# Job:
Locate each line of the material that contains "type", then return it.

# Record extracts:

--------------------------------------------------

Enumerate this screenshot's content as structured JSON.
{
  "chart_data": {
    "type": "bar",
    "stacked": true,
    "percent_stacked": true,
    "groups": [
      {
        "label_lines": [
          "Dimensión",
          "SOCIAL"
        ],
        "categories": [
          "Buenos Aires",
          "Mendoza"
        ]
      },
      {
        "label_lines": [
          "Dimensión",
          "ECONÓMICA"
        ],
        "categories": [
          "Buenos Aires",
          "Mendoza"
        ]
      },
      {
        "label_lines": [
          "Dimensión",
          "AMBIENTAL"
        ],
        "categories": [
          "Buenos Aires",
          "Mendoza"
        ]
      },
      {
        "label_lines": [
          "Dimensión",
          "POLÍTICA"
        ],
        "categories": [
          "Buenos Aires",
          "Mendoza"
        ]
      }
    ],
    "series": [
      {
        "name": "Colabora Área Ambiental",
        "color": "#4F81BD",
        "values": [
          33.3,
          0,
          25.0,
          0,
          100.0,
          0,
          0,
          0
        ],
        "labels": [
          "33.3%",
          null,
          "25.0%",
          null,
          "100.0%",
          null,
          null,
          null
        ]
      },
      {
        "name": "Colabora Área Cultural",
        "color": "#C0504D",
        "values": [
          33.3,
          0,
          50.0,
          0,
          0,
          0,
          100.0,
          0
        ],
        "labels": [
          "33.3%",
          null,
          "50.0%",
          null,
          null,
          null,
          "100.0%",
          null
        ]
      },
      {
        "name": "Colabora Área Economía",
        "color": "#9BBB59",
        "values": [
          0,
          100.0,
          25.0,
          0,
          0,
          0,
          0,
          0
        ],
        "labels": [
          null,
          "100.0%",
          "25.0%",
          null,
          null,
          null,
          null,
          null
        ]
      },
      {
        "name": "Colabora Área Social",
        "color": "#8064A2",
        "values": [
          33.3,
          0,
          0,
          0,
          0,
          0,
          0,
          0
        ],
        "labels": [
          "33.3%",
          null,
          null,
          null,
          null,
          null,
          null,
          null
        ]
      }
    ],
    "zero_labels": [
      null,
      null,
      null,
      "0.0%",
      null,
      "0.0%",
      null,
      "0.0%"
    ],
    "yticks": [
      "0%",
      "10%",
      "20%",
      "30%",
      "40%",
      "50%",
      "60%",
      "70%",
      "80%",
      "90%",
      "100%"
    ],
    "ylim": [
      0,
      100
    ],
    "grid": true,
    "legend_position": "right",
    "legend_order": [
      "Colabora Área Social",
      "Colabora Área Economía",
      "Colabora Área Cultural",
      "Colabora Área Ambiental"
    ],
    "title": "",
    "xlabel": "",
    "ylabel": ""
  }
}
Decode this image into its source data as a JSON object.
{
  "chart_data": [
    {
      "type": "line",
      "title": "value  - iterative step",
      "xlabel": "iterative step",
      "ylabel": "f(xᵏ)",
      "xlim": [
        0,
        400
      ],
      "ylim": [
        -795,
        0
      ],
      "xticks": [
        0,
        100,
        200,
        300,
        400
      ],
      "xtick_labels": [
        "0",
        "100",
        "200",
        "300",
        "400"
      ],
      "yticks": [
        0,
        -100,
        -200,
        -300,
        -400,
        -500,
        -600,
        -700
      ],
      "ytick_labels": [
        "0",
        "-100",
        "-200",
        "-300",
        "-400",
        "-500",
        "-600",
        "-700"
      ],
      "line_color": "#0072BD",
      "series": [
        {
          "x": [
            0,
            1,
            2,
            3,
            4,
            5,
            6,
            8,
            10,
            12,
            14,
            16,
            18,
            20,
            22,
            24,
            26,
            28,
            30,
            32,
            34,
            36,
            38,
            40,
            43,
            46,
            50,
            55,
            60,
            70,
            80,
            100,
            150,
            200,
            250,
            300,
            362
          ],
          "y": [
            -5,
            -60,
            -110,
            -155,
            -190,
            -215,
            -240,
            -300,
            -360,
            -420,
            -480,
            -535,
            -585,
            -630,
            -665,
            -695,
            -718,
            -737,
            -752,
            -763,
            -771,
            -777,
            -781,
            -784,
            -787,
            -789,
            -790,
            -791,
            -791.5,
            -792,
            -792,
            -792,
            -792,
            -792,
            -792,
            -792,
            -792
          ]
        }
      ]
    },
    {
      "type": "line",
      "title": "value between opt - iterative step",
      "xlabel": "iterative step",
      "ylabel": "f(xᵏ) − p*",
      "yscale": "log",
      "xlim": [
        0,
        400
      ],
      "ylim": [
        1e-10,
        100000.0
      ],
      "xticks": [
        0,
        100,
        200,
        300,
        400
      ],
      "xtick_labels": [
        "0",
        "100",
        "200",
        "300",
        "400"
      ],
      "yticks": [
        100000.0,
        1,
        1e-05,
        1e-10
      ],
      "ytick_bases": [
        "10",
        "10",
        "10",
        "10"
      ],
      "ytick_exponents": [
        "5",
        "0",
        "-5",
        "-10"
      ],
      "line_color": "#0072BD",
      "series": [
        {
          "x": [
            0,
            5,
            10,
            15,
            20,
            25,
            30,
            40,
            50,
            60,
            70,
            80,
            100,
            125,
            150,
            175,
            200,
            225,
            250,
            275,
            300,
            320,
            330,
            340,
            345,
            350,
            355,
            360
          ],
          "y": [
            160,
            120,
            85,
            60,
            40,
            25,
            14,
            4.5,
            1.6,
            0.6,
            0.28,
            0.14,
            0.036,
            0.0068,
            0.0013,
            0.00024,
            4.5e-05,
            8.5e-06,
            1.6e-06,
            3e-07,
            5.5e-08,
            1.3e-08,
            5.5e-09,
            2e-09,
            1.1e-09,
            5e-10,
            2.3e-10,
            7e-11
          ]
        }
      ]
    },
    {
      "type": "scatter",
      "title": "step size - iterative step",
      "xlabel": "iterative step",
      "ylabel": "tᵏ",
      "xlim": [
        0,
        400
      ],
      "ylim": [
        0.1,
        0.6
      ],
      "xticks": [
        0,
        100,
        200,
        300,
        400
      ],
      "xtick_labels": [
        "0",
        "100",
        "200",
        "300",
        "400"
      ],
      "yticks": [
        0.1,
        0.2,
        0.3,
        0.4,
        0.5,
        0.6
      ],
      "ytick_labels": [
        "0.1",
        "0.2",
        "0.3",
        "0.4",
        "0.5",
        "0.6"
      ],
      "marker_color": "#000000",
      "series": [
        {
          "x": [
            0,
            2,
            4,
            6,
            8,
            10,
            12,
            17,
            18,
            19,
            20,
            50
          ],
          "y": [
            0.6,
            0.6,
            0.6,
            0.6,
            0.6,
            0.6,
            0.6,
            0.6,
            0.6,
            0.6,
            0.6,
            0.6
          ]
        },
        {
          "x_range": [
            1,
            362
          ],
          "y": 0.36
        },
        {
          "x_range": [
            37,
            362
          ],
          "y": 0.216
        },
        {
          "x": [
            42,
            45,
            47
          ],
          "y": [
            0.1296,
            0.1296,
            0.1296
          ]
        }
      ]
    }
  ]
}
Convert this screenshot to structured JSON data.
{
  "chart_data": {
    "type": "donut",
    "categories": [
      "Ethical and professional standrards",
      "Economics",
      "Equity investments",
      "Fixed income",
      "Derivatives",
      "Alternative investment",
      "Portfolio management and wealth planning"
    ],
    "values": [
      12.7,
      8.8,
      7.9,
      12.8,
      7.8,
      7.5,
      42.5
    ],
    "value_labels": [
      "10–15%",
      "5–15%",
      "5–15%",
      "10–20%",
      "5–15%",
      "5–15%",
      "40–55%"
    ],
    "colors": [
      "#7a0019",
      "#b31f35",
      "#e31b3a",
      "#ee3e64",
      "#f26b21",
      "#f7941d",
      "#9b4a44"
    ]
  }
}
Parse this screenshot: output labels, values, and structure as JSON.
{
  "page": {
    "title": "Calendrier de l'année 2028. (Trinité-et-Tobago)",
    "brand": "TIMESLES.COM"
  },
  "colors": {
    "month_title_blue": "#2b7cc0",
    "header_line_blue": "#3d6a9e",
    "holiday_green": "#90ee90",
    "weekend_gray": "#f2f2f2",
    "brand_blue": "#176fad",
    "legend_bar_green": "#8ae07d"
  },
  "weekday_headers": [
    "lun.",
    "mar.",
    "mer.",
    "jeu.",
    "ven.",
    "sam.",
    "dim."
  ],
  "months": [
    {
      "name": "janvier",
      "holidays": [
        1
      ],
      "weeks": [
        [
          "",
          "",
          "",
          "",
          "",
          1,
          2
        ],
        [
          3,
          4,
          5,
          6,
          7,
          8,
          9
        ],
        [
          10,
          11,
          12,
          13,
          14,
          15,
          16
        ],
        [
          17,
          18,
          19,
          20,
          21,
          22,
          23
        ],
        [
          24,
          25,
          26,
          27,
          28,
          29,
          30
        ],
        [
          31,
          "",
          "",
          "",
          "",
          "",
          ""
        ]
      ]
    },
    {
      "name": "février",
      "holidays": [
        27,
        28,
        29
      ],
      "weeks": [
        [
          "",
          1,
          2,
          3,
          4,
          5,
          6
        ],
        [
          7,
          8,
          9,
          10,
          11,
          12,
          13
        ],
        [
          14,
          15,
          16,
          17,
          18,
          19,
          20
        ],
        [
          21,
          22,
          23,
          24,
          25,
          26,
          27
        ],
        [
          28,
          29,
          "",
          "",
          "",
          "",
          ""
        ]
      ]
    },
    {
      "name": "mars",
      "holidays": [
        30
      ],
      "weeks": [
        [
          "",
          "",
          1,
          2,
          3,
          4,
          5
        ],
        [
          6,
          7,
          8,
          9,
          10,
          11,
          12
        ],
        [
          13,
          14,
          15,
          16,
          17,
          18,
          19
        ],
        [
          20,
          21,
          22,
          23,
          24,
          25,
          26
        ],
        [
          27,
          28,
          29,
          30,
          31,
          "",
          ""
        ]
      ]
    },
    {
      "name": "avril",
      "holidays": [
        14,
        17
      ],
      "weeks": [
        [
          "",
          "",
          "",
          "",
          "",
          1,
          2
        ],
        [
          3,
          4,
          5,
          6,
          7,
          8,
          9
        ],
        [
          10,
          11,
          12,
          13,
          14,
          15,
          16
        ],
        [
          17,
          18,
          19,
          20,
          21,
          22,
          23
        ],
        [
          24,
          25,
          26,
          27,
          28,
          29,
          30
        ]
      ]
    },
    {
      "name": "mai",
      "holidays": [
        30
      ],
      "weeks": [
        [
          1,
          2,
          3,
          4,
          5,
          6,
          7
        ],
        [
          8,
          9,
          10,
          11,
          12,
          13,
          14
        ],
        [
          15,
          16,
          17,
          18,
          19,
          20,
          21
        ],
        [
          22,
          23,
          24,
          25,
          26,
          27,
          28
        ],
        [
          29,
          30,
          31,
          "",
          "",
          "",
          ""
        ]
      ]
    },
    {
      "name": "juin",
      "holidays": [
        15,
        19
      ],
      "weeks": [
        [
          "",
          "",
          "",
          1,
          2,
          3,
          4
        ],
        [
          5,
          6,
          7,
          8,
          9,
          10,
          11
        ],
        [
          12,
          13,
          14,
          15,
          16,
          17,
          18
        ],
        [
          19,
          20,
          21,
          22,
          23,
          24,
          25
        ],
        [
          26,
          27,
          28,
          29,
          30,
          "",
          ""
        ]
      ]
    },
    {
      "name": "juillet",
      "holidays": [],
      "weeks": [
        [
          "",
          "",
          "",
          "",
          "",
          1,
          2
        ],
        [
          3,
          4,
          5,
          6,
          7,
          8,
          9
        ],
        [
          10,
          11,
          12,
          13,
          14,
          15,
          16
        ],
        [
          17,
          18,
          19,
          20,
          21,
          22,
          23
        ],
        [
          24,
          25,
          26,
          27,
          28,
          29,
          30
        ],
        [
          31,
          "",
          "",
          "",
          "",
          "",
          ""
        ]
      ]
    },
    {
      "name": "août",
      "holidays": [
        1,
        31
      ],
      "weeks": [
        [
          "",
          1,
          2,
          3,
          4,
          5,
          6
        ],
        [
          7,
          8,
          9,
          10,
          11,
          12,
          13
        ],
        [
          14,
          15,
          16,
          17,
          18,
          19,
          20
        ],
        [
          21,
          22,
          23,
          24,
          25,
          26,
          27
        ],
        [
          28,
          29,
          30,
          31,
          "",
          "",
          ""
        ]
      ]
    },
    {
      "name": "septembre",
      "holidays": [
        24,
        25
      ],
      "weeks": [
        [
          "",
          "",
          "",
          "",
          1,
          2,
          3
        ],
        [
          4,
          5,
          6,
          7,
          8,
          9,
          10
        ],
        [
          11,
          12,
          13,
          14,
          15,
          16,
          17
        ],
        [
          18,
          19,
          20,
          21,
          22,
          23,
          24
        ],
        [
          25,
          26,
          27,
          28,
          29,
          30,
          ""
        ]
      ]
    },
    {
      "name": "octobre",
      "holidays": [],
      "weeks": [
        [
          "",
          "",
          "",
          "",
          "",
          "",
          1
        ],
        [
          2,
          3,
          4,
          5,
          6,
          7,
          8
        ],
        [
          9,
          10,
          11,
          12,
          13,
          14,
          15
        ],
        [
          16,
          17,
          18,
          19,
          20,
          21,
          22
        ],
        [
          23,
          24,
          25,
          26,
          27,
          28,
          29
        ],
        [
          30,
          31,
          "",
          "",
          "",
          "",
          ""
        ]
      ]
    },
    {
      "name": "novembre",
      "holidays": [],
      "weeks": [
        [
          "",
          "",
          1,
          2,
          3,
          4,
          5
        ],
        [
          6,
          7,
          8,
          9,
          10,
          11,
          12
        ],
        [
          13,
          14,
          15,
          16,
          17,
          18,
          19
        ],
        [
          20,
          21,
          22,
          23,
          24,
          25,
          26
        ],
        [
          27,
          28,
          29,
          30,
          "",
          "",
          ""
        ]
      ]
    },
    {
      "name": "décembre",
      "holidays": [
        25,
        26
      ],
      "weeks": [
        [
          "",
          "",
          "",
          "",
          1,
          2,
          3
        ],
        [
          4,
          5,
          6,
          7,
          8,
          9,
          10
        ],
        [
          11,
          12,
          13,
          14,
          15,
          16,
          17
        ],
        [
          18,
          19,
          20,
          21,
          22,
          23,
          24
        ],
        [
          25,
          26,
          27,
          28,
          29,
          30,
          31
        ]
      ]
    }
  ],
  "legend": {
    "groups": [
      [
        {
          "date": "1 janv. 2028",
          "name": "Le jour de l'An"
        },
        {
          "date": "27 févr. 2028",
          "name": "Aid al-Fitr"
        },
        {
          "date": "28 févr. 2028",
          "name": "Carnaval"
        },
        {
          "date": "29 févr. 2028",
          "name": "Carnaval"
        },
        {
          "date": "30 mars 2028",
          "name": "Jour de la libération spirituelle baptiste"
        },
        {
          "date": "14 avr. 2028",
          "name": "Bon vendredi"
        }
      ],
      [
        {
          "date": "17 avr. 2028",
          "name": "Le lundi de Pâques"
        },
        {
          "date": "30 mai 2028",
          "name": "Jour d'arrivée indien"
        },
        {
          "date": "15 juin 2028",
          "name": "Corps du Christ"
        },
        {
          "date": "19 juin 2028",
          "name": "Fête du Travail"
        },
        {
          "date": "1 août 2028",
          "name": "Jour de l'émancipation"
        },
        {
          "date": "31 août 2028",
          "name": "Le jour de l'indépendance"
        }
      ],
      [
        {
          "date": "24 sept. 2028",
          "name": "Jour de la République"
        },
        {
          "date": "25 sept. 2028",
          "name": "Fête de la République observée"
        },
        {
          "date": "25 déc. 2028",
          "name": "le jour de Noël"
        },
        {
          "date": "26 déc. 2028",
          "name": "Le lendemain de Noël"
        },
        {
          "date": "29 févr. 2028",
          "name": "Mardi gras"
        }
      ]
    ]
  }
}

--------------------------------------------------

# Complete answer:
    "type": "bar",
      "type": "line",
      "type": "line",
      "type": "scatter",
    "type": "donut",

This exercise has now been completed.